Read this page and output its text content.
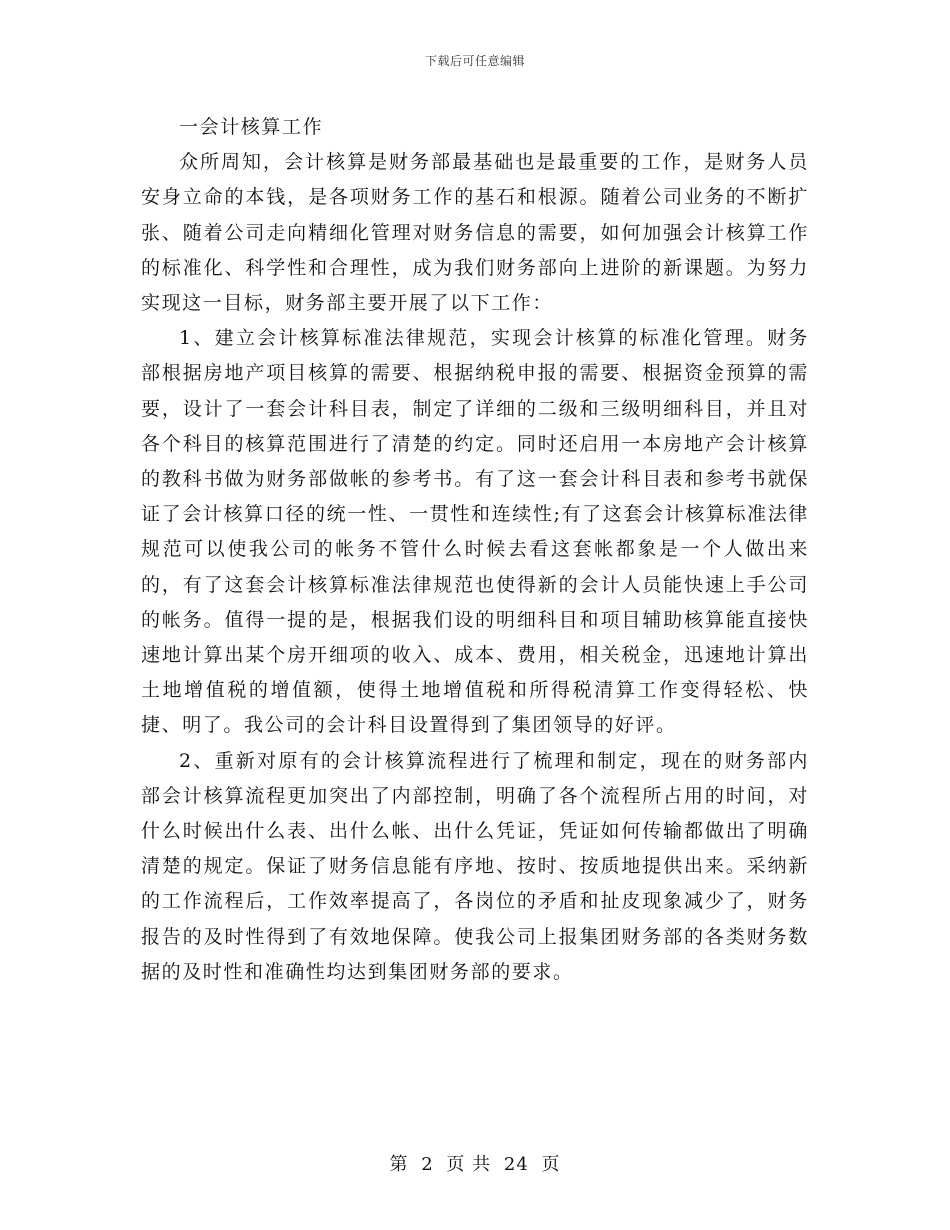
下载后可任意编辑

一会计核算工作

众所周知，会计核算是财务部最基础也是最重要的工作，是财务人员安身立命的本钱，是各项财务工作的基石和根源。随着公司业务的不断扩张、随着公司走向精细化管理对财务信息的需要，如何加强会计核算工作的标准化、科学性和合理性，成为我们财务部向上进阶的新课题。为努力实现这一目标，财务部主要开展了以下工作：

1、建立会计核算标准法律规范，实现会计核算的标准化管理。财务部根据房地产项目核算的需要、根据纳税申报的需要、根据资金预算的需要，设计了一套会计科目表，制定了详细的二级和三级明细科目，并且对各个科目的核算范围进行了清楚的约定。同时还启用一本房地产会计核算的教科书做为财务部做帐的参考书。有了这一套会计科目表和参考书就保证了会计核算口径的统一性、一贯性和连续性;有了这套会计核算标准法律规范可以使我公司的帐务不管什么时候去看这套帐都象是一个人做出来的，有了这套会计核算标准法律规范也使得新的会计人员能快速上手公司的帐务。值得一提的是，根据我们设的明细科目和项目辅助核算能直接快速地计算出某个房开细项的收入、成本、费用，相关税金，迅速地计算出土地增值税的增值额，使得土地增值税和所得税清算工作变得轻松、快捷、明了。我公司的会计科目设置得到了集团领导的好评。

2、重新对原有的会计核算流程进行了梳理和制定，现在的财务部内部会计核算流程更加突出了内部控制，明确了各个流程所占用的时间，对什么时候出什么表、出什么帐、出什么凭证，凭证如何传输都做出了明确清楚的规定。保证了财务信息能有序地、按时、按质地提供出来。采纳新的工作流程后，工作效率提高了，各岗位的矛盾和扯皮现象减少了，财务报告的及时性得到了有效地保障。使我公司上报集团财务部的各类财务数据的及时性和准确性均达到集团财务部的要求。

第 2 页 共 24 页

**Exercise details:** All entries are to be retyped exactly. Omit any embedded images.

**Output:**
Read this page and output its text content.
下载后可任意编辑

一会计核算工作

众所周知，会计核算是财务部最基础也是最重要的工作，是财务人员安身立命的本钱，是各项财务工作的基石和根源。随着公司业务的不断扩张、随着公司走向精细化管理对财务信息的需要，如何加强会计核算工作的标准化、科学性和合理性，成为我们财务部向上进阶的新课题。为努力实现这一目标，财务部主要开展了以下工作：

1、建立会计核算标准法律规范，实现会计核算的标准化管理。财务部根据房地产项目核算的需要、根据纳税申报的需要、根据资金预算的需要，设计了一套会计科目表，制定了详细的二级和三级明细科目，并且对各个科目的核算范围进行了清楚的约定。同时还启用一本房地产会计核算的教科书做为财务部做帐的参考书。有了这一套会计科目表和参考书就保证了会计核算口径的统一性、一贯性和连续性;有了这套会计核算标准法律规范可以使我公司的帐务不管什么时候去看这套帐都象是一个人做出来的，有了这套会计核算标准法律规范也使得新的会计人员能快速上手公司的帐务。值得一提的是，根据我们设的明细科目和项目辅助核算能直接快速地计算出某个房开细项的收入、成本、费用，相关税金，迅速地计算出土地增值税的增值额，使得土地增值税和所得税清算工作变得轻松、快捷、明了。我公司的会计科目设置得到了集团领导的好评。

2、重新对原有的会计核算流程进行了梳理和制定，现在的财务部内部会计核算流程更加突出了内部控制，明确了各个流程所占用的时间，对什么时候出什么表、出什么帐、出什么凭证，凭证如何传输都做出了明确清楚的规定。保证了财务信息能有序地、按时、按质地提供出来。采纳新的工作流程后，工作效率提高了，各岗位的矛盾和扯皮现象减少了，财务报告的及时性得到了有效地保障。使我公司上报集团财务部的各类财务数据的及时性和准确性均达到集团财务部的要求。

第 2 页 共 24 页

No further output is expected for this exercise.